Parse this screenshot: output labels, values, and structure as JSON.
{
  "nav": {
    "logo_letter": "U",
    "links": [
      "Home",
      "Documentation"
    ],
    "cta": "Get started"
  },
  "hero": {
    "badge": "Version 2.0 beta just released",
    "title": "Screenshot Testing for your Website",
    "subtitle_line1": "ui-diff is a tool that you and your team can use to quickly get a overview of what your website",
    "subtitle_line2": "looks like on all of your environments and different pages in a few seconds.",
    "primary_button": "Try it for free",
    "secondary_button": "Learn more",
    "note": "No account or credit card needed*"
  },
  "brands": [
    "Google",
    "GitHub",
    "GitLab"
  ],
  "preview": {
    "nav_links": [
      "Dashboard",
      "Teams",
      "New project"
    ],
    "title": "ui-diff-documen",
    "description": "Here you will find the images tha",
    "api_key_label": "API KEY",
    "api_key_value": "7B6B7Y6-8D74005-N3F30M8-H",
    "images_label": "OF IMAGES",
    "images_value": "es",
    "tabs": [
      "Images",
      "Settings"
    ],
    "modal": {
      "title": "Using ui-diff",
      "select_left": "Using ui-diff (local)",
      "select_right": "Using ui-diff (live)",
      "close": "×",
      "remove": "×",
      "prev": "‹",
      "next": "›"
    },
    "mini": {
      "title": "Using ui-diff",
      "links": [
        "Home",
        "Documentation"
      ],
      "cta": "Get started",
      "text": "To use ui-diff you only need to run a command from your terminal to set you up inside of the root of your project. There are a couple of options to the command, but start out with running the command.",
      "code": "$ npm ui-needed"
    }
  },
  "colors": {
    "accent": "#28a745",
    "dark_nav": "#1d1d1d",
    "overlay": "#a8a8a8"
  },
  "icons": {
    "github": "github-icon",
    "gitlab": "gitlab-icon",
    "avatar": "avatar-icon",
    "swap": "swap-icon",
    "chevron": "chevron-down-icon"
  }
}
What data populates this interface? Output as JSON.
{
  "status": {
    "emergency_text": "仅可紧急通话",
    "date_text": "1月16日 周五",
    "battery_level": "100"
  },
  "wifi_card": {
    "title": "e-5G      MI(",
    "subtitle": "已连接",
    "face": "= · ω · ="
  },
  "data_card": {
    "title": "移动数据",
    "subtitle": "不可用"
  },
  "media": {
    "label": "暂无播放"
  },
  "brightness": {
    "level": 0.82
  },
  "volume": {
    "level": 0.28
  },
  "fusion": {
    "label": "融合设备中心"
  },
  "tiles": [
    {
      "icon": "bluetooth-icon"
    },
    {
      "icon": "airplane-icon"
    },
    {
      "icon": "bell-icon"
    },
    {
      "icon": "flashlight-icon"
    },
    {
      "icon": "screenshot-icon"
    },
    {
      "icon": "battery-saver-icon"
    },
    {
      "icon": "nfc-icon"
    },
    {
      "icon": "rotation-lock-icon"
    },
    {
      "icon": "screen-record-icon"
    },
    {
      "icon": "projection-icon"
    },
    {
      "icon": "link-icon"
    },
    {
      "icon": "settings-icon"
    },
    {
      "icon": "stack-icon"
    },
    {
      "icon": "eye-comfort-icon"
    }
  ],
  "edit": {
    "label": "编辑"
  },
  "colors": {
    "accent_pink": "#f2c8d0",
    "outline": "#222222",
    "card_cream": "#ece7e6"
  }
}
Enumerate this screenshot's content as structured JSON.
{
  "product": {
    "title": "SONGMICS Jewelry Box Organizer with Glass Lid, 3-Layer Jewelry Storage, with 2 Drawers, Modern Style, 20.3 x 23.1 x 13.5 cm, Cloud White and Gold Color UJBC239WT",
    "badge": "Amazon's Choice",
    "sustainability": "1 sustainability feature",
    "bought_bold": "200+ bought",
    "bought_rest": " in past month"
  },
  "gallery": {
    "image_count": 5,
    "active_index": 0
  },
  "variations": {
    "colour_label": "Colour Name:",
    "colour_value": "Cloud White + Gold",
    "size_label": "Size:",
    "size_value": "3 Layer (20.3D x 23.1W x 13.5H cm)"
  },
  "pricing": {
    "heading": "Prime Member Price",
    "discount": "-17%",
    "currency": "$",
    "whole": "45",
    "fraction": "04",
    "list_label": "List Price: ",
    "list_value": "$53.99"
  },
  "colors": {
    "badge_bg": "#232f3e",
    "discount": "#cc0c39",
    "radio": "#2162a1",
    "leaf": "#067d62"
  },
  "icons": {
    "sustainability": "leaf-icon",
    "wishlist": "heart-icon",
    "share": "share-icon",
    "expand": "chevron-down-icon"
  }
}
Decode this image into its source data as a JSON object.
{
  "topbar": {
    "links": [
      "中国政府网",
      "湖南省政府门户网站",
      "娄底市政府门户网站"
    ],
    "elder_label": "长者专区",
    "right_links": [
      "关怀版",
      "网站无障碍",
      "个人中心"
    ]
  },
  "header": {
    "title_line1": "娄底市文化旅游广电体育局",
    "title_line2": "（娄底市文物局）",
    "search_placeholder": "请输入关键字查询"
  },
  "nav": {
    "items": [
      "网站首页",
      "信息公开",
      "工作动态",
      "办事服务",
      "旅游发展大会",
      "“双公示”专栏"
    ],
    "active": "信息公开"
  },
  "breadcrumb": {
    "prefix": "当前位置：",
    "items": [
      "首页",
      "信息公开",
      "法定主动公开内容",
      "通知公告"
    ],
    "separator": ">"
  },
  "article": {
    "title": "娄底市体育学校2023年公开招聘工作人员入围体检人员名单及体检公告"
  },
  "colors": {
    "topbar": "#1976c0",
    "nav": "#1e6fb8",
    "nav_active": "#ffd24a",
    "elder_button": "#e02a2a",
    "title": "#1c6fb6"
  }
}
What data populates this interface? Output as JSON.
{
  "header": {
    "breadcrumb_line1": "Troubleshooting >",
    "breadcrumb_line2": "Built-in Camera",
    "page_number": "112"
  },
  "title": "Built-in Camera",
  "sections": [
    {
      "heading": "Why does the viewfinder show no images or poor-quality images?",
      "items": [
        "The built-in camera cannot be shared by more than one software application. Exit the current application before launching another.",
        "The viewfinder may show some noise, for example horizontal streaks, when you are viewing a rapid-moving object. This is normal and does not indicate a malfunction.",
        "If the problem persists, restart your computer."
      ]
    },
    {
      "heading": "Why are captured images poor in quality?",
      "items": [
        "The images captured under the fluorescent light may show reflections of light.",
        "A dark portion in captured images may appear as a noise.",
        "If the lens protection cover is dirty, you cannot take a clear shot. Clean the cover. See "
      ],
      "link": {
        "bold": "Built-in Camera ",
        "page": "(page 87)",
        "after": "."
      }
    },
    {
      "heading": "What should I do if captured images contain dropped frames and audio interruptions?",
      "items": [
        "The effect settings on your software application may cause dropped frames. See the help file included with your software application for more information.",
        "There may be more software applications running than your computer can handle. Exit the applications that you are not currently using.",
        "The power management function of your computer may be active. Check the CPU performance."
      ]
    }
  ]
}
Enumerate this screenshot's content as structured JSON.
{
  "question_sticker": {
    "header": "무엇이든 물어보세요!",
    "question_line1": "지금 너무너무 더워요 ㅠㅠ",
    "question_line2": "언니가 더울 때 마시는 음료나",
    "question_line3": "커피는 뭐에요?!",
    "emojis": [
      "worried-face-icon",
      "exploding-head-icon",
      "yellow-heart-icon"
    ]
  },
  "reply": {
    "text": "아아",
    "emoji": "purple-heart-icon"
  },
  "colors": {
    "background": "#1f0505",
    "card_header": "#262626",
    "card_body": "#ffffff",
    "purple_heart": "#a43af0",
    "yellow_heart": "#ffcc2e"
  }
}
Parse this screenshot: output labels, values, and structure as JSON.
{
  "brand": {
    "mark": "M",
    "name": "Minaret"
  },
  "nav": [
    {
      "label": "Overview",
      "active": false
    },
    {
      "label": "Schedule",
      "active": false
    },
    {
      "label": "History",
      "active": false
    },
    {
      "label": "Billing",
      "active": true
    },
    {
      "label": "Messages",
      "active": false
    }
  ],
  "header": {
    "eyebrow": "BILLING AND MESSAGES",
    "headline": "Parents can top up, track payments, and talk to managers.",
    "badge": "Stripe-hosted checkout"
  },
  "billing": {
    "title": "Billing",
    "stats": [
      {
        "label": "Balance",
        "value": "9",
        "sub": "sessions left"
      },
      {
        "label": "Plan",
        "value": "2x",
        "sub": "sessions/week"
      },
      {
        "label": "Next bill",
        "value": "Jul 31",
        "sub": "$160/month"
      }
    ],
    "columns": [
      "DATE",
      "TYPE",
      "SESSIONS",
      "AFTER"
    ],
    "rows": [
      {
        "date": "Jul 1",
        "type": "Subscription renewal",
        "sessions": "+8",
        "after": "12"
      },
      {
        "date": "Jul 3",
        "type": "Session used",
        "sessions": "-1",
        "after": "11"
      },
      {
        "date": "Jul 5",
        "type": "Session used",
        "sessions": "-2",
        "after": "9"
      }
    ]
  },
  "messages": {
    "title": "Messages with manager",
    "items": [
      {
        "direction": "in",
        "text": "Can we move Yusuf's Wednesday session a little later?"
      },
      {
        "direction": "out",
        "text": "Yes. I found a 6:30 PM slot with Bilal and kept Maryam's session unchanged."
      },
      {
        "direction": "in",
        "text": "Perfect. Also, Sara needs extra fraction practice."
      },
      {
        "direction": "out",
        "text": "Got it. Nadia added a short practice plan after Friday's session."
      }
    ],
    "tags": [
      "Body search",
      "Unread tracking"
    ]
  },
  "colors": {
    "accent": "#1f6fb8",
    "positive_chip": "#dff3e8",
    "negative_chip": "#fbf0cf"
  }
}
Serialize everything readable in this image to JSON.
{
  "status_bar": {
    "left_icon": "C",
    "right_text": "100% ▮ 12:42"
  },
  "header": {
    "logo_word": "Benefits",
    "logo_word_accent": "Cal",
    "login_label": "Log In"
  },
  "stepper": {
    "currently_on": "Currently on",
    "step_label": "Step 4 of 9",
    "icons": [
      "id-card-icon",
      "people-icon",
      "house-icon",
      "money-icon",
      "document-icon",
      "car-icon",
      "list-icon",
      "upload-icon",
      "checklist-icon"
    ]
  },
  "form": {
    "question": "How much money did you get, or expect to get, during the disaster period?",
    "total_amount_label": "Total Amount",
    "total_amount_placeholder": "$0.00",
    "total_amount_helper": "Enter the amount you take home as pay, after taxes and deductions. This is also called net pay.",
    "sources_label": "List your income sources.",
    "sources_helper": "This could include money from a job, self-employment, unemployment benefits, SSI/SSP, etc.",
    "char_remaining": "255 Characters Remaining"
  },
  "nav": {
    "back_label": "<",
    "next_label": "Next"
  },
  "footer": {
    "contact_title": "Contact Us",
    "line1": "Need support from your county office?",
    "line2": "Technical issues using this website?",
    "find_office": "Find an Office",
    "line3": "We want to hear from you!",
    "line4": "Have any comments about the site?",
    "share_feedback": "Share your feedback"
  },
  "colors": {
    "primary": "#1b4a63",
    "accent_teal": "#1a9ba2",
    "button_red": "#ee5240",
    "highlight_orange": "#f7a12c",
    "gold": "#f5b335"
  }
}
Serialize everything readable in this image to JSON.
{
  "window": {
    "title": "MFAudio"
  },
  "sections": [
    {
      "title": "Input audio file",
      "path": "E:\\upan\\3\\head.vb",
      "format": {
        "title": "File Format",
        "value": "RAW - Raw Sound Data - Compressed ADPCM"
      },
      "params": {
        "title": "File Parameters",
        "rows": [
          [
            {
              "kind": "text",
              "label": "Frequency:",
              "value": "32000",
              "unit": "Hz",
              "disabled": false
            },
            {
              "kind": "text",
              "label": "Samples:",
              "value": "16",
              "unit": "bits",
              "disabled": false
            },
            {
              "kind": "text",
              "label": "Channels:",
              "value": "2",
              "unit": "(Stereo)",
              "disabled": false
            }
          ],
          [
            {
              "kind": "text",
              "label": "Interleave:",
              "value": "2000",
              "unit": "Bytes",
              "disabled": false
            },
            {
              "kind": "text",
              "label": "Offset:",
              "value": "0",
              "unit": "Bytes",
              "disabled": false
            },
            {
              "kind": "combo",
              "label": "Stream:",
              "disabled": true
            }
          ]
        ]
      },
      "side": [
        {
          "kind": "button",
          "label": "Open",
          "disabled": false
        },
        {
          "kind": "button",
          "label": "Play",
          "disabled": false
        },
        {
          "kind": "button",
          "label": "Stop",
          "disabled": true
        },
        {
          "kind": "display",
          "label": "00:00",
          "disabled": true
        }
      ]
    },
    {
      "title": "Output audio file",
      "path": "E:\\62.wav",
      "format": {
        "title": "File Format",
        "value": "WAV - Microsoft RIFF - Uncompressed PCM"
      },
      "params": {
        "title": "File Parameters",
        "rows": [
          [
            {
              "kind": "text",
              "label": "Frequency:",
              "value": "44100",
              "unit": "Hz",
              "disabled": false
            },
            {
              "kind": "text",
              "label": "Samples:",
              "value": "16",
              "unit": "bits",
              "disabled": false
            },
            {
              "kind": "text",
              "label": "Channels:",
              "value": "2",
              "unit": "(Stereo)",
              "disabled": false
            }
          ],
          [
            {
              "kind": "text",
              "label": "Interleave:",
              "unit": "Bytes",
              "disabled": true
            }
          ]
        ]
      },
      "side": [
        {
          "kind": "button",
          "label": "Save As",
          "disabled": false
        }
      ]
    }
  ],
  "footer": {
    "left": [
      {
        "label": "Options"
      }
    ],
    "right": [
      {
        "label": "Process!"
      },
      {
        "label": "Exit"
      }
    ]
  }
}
****************
Going through the data above, count the lines where the string "quality" appears, and answer with only that number.

Solution for this task> 2